- Written instruction:
Leaving out the pictures, transcribe all of the records faithfully.

- Excerpted data:

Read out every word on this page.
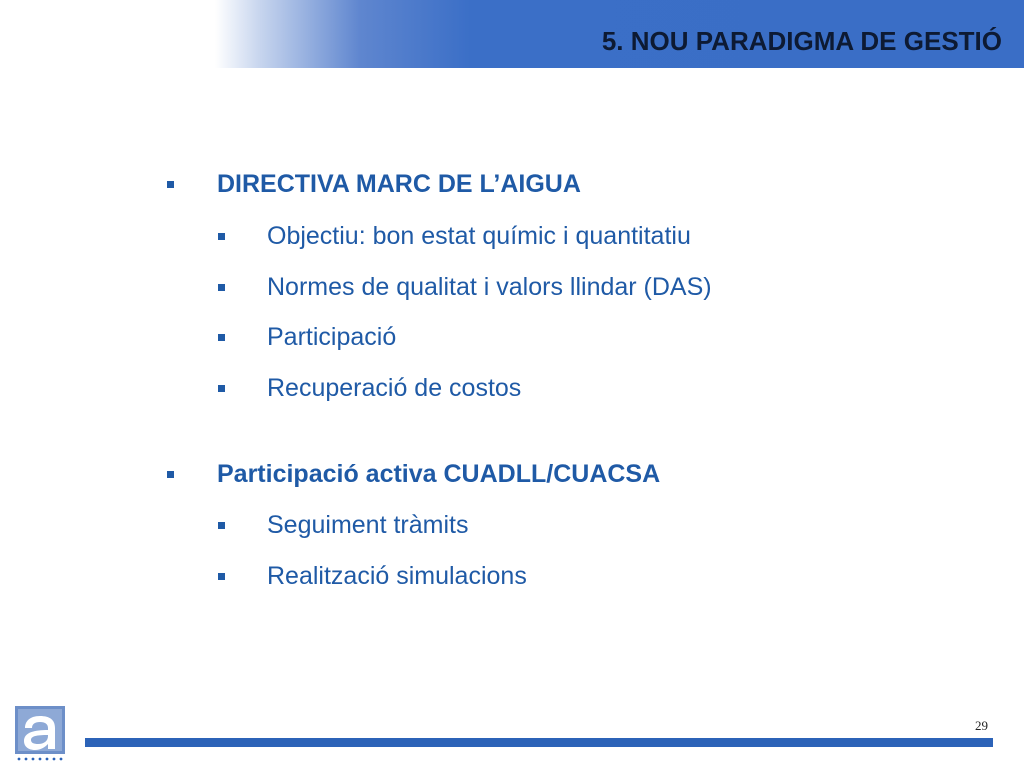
5. NOU PARADIGMA DE GESTIÓ
DIRECTIVA MARC DE L’AIGUA
Objectiu: bon estat químic i quantitatiu
Normes de qualitat i valors llindar (DAS)
Participació
Recuperació de costos
Participació activa CUADLL/CUACSA
Seguiment tràmits
Realització simulacions
29
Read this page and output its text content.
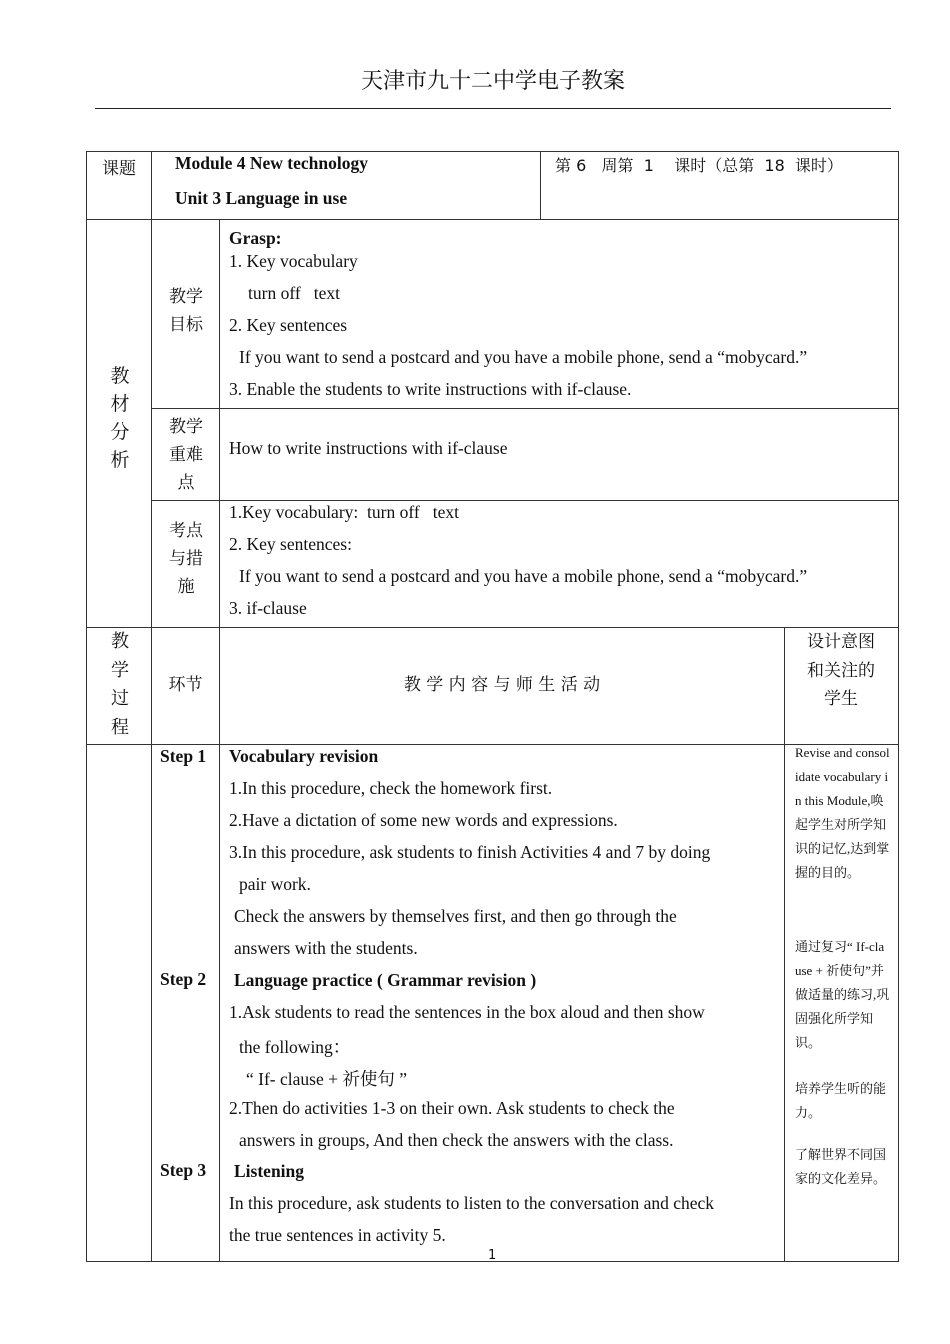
天津市九十二中学电子教案
课题	Module 4 New technology
Unit 3 Language in use
第 6   周第  1    课时（总第  18  课时）
教材分析
教学目标
Grasp:
1. Key vocabulary
turn off   text
2. Key sentences
If you want to send a postcard and you have a mobile phone, send a “mobycard.”
3. Enable the students to write instructions with if-clause.
教学重难点
How to write instructions with if-clause
考点与措施
1.Key vocabulary:  turn off   text
2. Key sentences:
If you want to send a postcard and you have a mobile phone, send a “mobycard.”
3. if-clause
教学过程
环节	教 学 内 容 与 师 生 活 动
设计意图和关注的学生
Step 1
Step 2
Step 3
Vocabulary revision
1.In this procedure, check the homework first.
2.Have a dictation of some new words and expressions.
3.In this procedure, ask students to finish Activities 4 and 7 by doing
pair work.
Check the answers by themselves first, and then go through the
answers with the students.
Language practice ( Grammar revision )
1.Ask students to read the sentences in the box aloud and then show
the following：
“ If- clause + 祈使句 ”
2.Then do activities 1-3 on their own. Ask students to check the
answers in groups, And then check the answers with the class.
Listening
In this procedure, ask students to listen to the conversation and check
the true sentences in activity 5.
Revise and consolidate vocabulary in this Module,唤起学生对所学知识的记忆,达到掌握的目的。
通过复习“ If-clause + 祈使句”并做适量的练习,巩固强化所学知识。
培养学生听的能力。
了解世界不同国家的文化差异。
1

- Exercise solution:
Read out every word on this page.
5. NOU PARADIGMA DE GESTIÓ
DIRECTIVA MARC DE L’AIGUA
Objectiu: bon estat químic i quantitatiu
Normes de qualitat i valors llindar (DAS)
Participació
Recuperació de costos
Participació activa CUADLL/CUACSA
Seguiment tràmits
Realització simulacions
29
Read this page and output its text content.
天津市九十二中学电子教案
课题	Module 4 New technology
Unit 3 Language in use
第 6   周第  1    课时（总第  18  课时）
教材分析
教学目标
Grasp:
1. Key vocabulary
turn off   text
2. Key sentences
If you want to send a postcard and you have a mobile phone, send a “mobycard.”
3. Enable the students to write instructions with if-clause.
教学重难点
How to write instructions with if-clause
考点与措施
1.Key vocabulary:  turn off   text
2. Key sentences:
If you want to send a postcard and you have a mobile phone, send a “mobycard.”
3. if-clause
教学过程
环节	教 学 内 容 与 师 生 活 动
设计意图和关注的学生
Step 1
Step 2
Step 3
Vocabulary revision
1.In this procedure, check the homework first.
2.Have a dictation of some new words and expressions.
3.In this procedure, ask students to finish Activities 4 and 7 by doing
pair work.
Check the answers by themselves first, and then go through the
answers with the students.
Language practice ( Grammar revision )
1.Ask students to read the sentences in the box aloud and then show
the following：
“ If- clause + 祈使句 ”
2.Then do activities 1-3 on their own. Ask students to check the
answers in groups, And then check the answers with the class.
Listening
In this procedure, ask students to listen to the conversation and check
the true sentences in activity 5.
Revise and consolidate vocabulary in this Module,唤起学生对所学知识的记忆,达到掌握的目的。
通过复习“ If-clause + 祈使句”并做适量的练习,巩固强化所学知识。
培养学生听的能力。
了解世界不同国家的文化差异。
1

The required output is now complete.